-- BEGIN --

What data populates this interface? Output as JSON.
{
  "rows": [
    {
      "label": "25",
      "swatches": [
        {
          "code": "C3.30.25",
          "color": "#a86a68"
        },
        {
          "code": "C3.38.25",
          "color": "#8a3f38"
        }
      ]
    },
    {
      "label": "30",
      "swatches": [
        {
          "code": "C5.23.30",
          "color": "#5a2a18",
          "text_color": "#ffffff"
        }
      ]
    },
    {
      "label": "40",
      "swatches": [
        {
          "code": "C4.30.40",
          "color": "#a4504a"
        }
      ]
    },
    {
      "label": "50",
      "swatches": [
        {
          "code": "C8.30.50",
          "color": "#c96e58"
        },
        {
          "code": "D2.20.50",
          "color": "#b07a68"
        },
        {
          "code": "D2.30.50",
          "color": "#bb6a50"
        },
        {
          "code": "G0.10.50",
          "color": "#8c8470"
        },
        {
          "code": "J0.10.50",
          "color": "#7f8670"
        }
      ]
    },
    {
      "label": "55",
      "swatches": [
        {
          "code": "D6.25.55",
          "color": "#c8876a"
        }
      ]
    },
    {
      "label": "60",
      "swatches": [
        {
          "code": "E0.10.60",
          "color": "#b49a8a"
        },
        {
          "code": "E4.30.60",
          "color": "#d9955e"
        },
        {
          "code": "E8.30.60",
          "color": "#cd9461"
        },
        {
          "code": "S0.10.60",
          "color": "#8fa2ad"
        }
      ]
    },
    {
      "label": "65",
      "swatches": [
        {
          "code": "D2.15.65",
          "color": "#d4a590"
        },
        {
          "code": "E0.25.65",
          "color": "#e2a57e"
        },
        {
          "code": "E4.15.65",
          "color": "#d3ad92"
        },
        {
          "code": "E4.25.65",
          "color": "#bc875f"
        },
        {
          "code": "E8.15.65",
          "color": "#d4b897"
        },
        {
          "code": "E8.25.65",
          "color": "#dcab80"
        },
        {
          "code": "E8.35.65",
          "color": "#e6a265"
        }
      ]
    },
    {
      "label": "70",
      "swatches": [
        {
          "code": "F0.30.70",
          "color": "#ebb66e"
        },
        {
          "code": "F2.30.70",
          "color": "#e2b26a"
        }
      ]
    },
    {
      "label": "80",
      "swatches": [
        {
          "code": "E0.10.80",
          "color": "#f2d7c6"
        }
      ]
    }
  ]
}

-- END --

What the task asks » Look for lines containing the string "label" and copy them all.

Result »
      "label": "25",
      "label": "30",
      "label": "40",
      "label": "50",
      "label": "55",
      "label": "60",
      "label": "65",
      "label": "70",
      "label": "80",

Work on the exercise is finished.